▶ [Required task] Collect every line of the records below that contains the word "CANDIDATES".

▶ [Available data]
==============================
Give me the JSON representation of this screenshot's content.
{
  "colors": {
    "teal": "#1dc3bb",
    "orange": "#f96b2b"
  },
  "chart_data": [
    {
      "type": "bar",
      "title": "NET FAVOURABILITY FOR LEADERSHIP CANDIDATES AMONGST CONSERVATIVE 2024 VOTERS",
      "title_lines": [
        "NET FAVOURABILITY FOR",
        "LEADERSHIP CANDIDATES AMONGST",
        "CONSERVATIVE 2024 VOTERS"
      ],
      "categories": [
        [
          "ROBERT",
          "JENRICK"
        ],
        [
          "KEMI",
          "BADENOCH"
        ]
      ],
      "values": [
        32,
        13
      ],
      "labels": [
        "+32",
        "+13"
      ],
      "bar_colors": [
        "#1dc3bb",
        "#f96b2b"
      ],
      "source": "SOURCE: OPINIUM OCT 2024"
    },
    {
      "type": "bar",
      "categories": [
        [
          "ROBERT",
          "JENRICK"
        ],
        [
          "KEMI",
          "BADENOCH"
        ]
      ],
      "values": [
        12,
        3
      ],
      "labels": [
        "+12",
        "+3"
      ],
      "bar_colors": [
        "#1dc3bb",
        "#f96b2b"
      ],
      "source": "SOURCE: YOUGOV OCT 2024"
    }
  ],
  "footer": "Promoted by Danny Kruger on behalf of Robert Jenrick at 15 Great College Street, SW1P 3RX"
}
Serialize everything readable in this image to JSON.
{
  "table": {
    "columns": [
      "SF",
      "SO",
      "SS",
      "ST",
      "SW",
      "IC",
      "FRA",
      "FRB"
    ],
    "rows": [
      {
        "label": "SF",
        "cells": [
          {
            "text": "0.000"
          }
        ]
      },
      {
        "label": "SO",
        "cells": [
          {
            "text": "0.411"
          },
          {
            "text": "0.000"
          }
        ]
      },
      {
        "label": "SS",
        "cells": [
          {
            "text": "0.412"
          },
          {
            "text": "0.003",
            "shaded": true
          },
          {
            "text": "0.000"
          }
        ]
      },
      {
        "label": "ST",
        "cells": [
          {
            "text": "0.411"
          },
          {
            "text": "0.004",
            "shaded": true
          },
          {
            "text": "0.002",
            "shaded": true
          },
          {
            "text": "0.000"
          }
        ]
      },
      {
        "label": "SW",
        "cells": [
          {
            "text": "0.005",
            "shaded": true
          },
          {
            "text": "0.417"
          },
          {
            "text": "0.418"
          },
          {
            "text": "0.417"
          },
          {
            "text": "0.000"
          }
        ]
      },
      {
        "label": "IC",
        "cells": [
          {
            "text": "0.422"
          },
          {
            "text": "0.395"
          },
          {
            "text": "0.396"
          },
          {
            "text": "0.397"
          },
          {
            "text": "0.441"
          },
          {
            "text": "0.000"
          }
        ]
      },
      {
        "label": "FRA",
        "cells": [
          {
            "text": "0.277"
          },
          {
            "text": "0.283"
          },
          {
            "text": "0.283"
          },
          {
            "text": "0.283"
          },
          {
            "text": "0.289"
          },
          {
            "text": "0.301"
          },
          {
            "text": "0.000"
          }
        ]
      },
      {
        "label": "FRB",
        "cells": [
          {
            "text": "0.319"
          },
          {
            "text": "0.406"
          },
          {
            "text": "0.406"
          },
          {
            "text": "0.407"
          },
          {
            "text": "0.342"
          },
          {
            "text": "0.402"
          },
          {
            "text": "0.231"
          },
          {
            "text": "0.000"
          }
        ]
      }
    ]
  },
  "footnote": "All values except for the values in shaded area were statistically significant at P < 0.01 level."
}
==============================
▶ [Solution below]
      "title": "NET FAVOURABILITY FOR LEADERSHIP CANDIDATES AMONGST CONSERVATIVE 2024 VOTERS",
        "LEADERSHIP CANDIDATES AMONGST",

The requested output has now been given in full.